> What to produce
How many of these lines hold the string "left"? Answer with the number only.

[Stored items]
···

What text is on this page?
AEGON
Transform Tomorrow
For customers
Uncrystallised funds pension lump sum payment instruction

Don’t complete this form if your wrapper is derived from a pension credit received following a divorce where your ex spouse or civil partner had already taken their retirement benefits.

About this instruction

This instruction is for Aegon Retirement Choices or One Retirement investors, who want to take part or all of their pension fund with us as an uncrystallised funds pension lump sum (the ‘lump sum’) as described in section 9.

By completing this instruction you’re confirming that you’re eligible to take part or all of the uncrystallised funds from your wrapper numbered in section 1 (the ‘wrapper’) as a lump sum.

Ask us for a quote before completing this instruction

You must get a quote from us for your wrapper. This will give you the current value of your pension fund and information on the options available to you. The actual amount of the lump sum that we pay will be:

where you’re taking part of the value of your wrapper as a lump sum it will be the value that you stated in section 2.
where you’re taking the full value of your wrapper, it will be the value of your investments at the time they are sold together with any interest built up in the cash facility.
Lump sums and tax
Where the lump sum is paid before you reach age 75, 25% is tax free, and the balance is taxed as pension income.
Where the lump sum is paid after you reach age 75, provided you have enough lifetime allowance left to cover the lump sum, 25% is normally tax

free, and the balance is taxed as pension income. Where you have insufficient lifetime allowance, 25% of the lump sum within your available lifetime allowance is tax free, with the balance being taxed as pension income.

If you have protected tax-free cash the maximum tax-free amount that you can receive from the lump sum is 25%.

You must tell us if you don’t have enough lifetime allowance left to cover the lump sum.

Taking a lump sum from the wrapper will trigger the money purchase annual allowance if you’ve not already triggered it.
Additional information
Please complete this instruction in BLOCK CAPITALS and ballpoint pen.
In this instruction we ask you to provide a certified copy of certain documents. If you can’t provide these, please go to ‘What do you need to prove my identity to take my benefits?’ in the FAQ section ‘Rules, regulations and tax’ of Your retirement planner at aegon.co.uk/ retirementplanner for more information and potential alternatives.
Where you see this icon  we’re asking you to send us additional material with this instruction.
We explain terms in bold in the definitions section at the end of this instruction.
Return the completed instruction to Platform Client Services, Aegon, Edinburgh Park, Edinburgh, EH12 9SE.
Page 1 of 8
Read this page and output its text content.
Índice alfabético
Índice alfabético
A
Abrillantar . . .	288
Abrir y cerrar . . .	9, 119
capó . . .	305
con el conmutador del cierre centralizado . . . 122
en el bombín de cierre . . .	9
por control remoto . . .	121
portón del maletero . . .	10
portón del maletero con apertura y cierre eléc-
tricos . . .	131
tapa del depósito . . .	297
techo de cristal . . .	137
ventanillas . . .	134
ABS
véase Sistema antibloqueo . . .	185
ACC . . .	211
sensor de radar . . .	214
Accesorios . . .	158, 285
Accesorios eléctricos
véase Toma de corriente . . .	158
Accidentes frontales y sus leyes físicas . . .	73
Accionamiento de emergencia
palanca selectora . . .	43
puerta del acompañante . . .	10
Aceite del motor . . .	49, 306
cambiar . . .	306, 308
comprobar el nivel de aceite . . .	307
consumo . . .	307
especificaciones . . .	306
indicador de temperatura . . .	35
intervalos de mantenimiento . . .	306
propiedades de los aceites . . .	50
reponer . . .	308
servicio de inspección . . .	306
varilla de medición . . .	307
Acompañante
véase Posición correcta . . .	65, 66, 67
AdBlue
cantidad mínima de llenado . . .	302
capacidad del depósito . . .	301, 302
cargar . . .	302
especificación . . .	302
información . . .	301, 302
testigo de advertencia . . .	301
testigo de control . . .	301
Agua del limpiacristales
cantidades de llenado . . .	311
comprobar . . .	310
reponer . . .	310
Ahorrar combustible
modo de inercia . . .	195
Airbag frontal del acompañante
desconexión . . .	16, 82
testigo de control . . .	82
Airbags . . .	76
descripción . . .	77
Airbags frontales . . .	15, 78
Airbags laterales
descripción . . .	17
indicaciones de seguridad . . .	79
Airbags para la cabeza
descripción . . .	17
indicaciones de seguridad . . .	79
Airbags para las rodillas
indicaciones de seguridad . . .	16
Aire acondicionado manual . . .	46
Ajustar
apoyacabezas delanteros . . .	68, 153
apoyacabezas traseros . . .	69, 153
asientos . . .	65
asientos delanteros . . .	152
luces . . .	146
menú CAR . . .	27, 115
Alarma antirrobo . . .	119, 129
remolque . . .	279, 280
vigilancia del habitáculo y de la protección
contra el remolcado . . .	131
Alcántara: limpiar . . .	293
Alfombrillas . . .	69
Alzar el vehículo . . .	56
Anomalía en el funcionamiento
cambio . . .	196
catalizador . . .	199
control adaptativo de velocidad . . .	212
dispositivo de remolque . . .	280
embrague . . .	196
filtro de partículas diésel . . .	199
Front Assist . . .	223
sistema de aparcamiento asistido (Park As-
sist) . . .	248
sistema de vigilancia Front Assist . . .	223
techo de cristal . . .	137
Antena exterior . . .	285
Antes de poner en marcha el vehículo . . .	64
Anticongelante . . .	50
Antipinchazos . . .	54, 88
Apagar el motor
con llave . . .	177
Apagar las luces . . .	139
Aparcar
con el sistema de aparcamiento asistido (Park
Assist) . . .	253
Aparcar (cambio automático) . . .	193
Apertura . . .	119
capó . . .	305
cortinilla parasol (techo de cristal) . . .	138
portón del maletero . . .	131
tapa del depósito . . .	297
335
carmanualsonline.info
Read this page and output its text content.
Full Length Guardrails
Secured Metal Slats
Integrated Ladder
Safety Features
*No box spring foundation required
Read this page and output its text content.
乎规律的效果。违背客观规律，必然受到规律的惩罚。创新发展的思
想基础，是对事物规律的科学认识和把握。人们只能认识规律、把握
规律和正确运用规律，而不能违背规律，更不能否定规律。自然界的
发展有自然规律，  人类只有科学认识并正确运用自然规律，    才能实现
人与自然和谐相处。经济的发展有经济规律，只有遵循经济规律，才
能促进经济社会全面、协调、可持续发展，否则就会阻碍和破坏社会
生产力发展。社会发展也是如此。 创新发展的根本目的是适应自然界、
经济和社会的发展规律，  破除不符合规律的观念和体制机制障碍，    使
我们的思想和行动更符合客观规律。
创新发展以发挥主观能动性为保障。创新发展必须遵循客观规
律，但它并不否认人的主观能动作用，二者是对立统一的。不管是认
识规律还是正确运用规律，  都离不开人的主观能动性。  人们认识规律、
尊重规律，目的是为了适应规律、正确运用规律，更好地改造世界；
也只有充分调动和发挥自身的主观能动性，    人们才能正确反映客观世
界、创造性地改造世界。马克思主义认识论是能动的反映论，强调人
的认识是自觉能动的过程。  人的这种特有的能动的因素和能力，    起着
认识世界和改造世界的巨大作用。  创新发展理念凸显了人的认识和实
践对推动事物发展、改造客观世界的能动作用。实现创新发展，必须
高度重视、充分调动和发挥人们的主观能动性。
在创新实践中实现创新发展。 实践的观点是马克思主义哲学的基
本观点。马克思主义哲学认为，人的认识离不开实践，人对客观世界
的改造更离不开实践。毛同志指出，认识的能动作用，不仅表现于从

···

> Written answer
2